### Short problem
Which lines include the word "entorno"? Copy each of them.

>> BEGIN Material provided

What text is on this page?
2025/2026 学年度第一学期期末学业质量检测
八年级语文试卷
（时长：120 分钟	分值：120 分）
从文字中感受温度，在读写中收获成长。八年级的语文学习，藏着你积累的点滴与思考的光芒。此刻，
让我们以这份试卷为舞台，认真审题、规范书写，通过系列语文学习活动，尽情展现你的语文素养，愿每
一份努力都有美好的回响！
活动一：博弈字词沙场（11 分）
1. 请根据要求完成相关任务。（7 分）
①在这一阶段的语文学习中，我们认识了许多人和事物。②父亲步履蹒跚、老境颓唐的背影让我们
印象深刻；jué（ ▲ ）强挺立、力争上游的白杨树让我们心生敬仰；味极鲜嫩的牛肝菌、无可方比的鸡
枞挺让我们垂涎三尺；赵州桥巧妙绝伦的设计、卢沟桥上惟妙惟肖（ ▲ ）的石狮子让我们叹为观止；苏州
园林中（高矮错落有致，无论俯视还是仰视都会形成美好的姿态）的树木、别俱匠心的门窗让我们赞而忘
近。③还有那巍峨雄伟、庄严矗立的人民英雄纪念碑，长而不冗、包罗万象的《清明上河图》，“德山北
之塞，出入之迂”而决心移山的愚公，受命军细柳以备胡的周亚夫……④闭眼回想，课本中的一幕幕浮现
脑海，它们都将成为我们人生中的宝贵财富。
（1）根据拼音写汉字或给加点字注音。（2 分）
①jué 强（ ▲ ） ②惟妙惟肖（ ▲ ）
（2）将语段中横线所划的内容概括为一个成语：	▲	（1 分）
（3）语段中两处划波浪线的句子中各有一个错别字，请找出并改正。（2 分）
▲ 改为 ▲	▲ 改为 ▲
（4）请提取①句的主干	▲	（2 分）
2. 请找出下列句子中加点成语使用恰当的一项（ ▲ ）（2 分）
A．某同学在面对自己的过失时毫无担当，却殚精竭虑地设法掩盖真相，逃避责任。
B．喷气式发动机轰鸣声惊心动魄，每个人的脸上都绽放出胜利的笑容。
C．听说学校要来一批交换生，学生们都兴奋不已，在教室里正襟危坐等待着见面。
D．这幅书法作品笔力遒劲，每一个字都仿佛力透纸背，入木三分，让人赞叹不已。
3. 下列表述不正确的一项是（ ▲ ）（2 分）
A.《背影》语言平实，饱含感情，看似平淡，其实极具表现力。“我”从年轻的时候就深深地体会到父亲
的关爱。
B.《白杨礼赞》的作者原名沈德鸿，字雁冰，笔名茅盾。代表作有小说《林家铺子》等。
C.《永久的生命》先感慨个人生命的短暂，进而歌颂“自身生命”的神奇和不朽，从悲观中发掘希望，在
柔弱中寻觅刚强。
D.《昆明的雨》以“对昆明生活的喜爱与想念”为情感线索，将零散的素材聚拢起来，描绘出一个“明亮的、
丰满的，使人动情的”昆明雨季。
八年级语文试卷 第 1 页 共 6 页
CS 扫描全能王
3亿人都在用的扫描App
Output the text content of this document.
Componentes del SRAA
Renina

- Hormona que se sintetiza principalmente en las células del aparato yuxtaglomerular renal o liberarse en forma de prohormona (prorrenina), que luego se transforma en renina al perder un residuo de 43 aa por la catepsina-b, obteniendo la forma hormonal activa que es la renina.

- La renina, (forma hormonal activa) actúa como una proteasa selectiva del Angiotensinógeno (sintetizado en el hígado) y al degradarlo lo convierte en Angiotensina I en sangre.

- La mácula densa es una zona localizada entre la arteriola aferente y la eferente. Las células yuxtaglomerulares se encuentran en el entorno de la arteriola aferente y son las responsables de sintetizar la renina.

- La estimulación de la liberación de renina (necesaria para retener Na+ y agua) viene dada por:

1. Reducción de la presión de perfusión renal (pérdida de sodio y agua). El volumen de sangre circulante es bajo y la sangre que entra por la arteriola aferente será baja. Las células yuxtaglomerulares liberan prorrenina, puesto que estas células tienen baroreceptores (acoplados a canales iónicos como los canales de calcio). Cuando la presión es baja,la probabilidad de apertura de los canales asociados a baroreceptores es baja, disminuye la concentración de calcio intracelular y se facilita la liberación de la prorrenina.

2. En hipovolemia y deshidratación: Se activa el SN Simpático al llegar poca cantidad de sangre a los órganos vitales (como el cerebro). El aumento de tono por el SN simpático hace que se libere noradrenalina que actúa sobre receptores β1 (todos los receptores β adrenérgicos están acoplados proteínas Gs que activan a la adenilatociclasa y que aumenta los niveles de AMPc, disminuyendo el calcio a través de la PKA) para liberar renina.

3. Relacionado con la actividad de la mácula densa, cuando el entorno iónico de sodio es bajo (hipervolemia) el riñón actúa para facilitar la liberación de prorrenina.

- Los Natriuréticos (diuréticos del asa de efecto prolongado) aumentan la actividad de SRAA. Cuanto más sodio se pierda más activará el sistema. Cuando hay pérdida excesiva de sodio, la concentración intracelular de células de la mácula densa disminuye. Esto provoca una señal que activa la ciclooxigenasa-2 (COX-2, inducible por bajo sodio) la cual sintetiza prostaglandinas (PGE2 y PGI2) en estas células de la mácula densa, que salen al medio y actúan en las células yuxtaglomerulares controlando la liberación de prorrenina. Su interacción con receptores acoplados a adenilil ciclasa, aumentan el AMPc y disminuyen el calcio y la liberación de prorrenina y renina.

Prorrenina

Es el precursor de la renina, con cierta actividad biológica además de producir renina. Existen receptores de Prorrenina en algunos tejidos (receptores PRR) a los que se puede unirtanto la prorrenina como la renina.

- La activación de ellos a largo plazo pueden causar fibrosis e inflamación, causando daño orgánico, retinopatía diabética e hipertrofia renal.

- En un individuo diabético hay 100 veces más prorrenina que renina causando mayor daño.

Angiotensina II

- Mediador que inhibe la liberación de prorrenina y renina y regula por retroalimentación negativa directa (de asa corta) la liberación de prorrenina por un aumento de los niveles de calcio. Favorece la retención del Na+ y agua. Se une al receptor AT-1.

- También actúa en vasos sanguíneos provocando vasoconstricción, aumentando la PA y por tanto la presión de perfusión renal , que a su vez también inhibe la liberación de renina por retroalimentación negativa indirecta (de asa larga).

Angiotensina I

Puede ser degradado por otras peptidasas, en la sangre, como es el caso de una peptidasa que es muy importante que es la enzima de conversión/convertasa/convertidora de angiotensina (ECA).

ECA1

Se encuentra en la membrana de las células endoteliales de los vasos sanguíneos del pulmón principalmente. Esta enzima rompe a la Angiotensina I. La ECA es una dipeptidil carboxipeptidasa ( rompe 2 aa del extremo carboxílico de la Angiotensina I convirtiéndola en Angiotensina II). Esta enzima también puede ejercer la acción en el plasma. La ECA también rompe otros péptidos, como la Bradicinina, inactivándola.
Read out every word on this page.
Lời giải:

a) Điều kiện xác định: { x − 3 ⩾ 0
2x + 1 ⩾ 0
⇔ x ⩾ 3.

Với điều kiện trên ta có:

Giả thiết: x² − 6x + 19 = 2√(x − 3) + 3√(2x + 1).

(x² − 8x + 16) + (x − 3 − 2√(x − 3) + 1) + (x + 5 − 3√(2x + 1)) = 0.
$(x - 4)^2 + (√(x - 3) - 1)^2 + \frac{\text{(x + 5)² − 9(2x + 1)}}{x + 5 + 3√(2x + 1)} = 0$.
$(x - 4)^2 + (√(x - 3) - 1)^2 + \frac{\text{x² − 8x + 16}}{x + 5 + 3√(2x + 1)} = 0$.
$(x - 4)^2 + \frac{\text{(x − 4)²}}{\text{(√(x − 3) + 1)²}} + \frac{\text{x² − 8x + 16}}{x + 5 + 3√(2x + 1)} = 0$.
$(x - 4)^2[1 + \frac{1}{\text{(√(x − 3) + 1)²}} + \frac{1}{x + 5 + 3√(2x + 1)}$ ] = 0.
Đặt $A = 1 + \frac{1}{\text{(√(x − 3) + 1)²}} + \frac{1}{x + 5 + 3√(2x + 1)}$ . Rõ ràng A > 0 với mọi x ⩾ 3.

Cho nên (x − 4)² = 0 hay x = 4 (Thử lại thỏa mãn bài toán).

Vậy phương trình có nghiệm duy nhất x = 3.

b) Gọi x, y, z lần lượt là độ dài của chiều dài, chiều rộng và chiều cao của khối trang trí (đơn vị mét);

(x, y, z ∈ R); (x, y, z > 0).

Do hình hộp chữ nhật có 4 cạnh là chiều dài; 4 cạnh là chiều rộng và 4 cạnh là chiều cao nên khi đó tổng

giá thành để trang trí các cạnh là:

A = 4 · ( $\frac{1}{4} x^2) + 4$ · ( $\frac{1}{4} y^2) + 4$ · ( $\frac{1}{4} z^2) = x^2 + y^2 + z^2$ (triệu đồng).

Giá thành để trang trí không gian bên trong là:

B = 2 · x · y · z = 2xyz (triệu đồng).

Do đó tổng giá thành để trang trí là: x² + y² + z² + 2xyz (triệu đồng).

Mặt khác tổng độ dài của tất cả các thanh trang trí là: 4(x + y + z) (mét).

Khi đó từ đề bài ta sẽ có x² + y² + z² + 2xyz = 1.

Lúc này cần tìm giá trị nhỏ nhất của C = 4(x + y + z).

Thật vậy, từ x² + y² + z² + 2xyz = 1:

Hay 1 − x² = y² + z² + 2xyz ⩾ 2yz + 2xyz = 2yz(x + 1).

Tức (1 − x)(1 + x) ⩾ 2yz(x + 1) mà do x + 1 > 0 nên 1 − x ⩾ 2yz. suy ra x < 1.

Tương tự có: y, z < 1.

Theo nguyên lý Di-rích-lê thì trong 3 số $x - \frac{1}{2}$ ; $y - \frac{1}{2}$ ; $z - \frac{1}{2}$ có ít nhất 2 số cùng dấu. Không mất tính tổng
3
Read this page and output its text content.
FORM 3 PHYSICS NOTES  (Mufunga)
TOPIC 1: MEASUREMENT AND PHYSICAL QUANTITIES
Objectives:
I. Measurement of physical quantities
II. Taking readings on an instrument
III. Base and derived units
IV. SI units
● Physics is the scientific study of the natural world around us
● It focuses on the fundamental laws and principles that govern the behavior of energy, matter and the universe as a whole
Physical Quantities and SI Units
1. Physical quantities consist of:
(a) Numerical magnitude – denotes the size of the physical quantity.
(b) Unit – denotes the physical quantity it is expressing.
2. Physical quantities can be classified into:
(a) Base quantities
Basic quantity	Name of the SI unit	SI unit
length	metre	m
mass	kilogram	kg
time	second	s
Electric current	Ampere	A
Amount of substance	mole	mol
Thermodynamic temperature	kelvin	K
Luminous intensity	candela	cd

>> END Material provided

### Answer in full
- La mácula densa es una zona localizada entre la arteriola aferente y la eferente. Las células yuxtaglomerulares se encuentran en el entorno de la arteriola aferente y son las responsables de sintetizar la renina.
3. Relacionado con la actividad de la mácula densa, cuando el entorno iónico de sodio es bajo (hipervolemia) el riñón actúa para facilitar la liberación de prorrenina.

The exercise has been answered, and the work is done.